* [What to produce]: Return all entries precisely as they stand, without the images.
** start of Supplied entries **
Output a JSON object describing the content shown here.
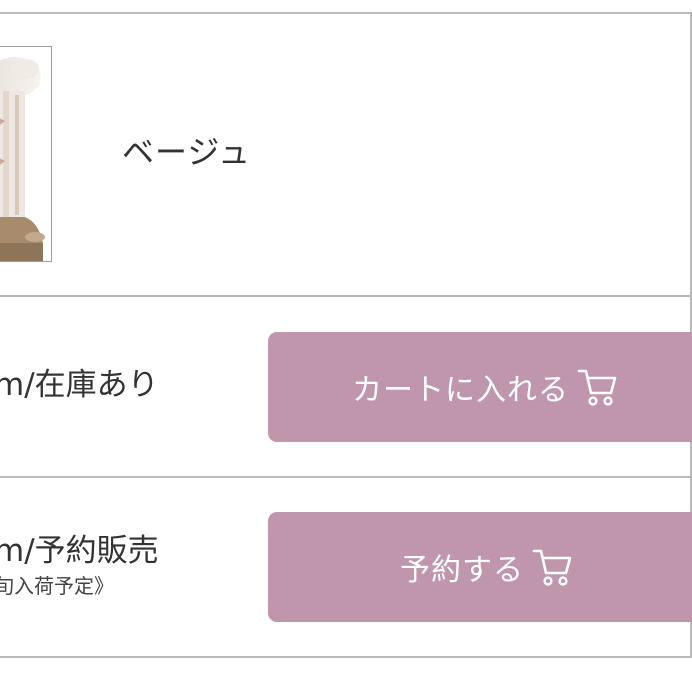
{
  "variant": {
    "color_name": "ベージュ",
    "thumbnail_icon": "product-thumbnail"
  },
  "options": [
    {
      "stock_label": "m/在庫あり",
      "sub_note": "",
      "button_label": "カートに入れる",
      "button_icon": "cart-icon"
    },
    {
      "stock_label": "m/予約販売",
      "sub_note": "旬入荷予定》",
      "button_label": "予約する",
      "button_icon": "cart-icon"
    }
  ],
  "colors": {
    "button_bg": "#c096ad",
    "button_text": "#ffffff",
    "divider": "#b9b9b9",
    "text": "#333333"
  }
}
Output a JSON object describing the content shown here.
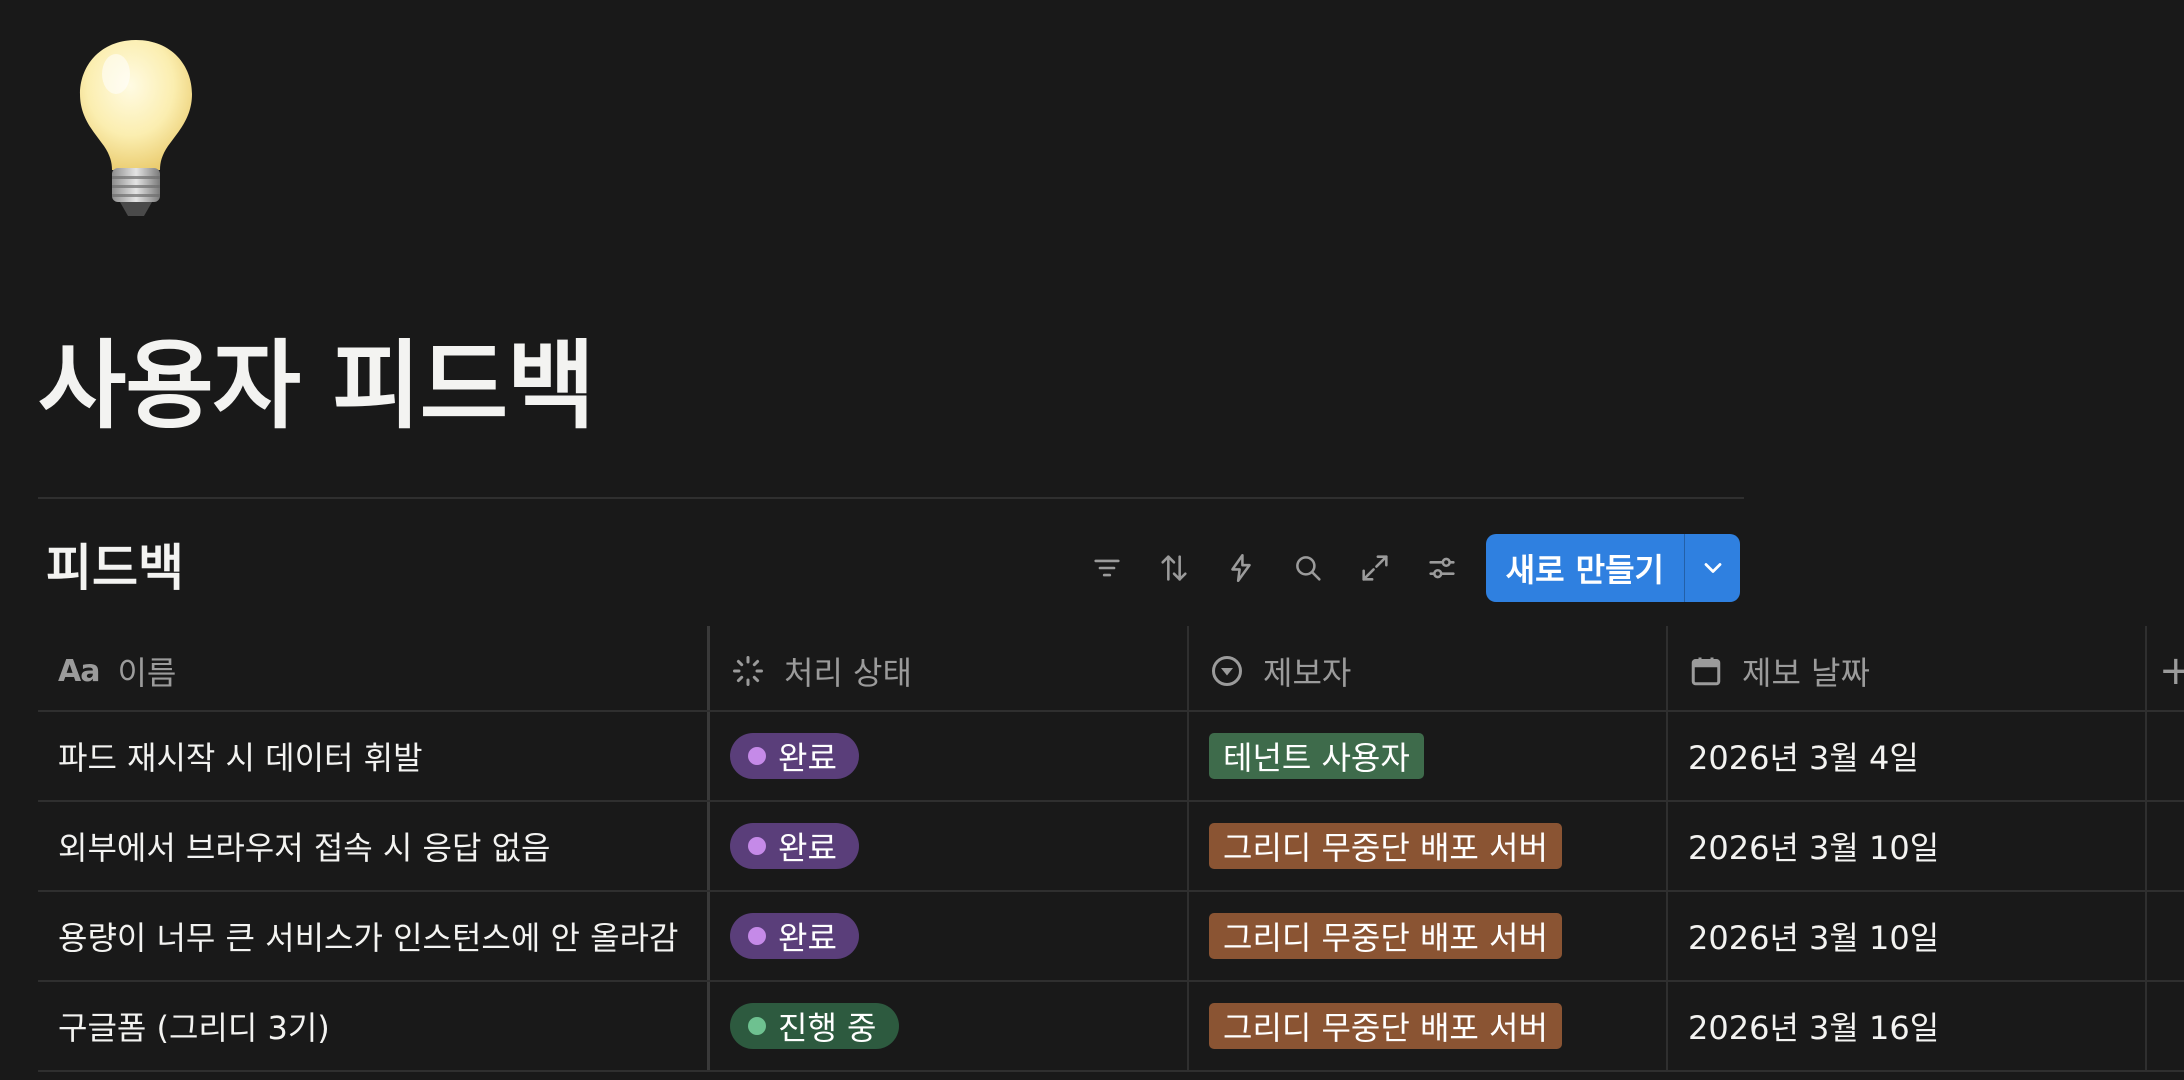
{
  "page": {
    "icon": "lightbulb-icon",
    "title": "사용자 피드백"
  },
  "database": {
    "title": "피드백",
    "toolbar": {
      "icons": [
        "filter-icon",
        "sort-icon",
        "automation-icon",
        "search-icon",
        "expand-icon",
        "settings-icon"
      ],
      "new_label": "새로 만들기"
    },
    "columns": [
      {
        "label": "이름",
        "icon": "text-property-icon"
      },
      {
        "label": "처리 상태",
        "icon": "status-property-icon"
      },
      {
        "label": "제보자",
        "icon": "select-property-icon"
      },
      {
        "label": "제보 날짜",
        "icon": "calendar-property-icon"
      }
    ],
    "rows": [
      {
        "name": "파드 재시작 시 데이터 휘발",
        "status": "완료",
        "reporter": "테넌트 사용자",
        "date": "2026년 3월 4일"
      },
      {
        "name": "외부에서 브라우저 접속 시 응답 없음",
        "status": "완료",
        "reporter": "그리디 무중단 배포 서버",
        "date": "2026년 3월 10일"
      },
      {
        "name": "용량이 너무 큰 서비스가 인스턴스에 안 올라감",
        "status": "완료",
        "reporter": "그리디 무중단 배포 서버",
        "date": "2026년 3월 10일"
      },
      {
        "name": "구글폼 (그리디 3기)",
        "status": "진행 중",
        "reporter": "그리디 무중단 배포 서버",
        "date": "2026년 3월 16일"
      }
    ]
  },
  "colors": {
    "background": "#191919",
    "primary_button": "#2f80e0",
    "status_done": "#5a3e7a",
    "status_in_progress": "#2d5a3f",
    "reporter_tenant": "#3e6b4b",
    "reporter_greedy": "#8a5433"
  }
}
** end of Supplied entries **
* [Response]:
Output a JSON object describing the content shown here.
{
  "variant": {
    "color_name": "ベージュ",
    "thumbnail_icon": "product-thumbnail"
  },
  "options": [
    {
      "stock_label": "m/在庫あり",
      "sub_note": "",
      "button_label": "カートに入れる",
      "button_icon": "cart-icon"
    },
    {
      "stock_label": "m/予約販売",
      "sub_note": "旬入荷予定》",
      "button_label": "予約する",
      "button_icon": "cart-icon"
    }
  ],
  "colors": {
    "button_bg": "#c096ad",
    "button_text": "#ffffff",
    "divider": "#b9b9b9",
    "text": "#333333"
  }
}
Output a JSON object describing the content shown here.
{
  "page": {
    "icon": "lightbulb-icon",
    "title": "사용자 피드백"
  },
  "database": {
    "title": "피드백",
    "toolbar": {
      "icons": [
        "filter-icon",
        "sort-icon",
        "automation-icon",
        "search-icon",
        "expand-icon",
        "settings-icon"
      ],
      "new_label": "새로 만들기"
    },
    "columns": [
      {
        "label": "이름",
        "icon": "text-property-icon"
      },
      {
        "label": "처리 상태",
        "icon": "status-property-icon"
      },
      {
        "label": "제보자",
        "icon": "select-property-icon"
      },
      {
        "label": "제보 날짜",
        "icon": "calendar-property-icon"
      }
    ],
    "rows": [
      {
        "name": "파드 재시작 시 데이터 휘발",
        "status": "완료",
        "reporter": "테넌트 사용자",
        "date": "2026년 3월 4일"
      },
      {
        "name": "외부에서 브라우저 접속 시 응답 없음",
        "status": "완료",
        "reporter": "그리디 무중단 배포 서버",
        "date": "2026년 3월 10일"
      },
      {
        "name": "용량이 너무 큰 서비스가 인스턴스에 안 올라감",
        "status": "완료",
        "reporter": "그리디 무중단 배포 서버",
        "date": "2026년 3월 10일"
      },
      {
        "name": "구글폼 (그리디 3기)",
        "status": "진행 중",
        "reporter": "그리디 무중단 배포 서버",
        "date": "2026년 3월 16일"
      }
    ]
  },
  "colors": {
    "background": "#191919",
    "primary_button": "#2f80e0",
    "status_done": "#5a3e7a",
    "status_in_progress": "#2d5a3f",
    "reporter_tenant": "#3e6b4b",
    "reporter_greedy": "#8a5433"
  }
}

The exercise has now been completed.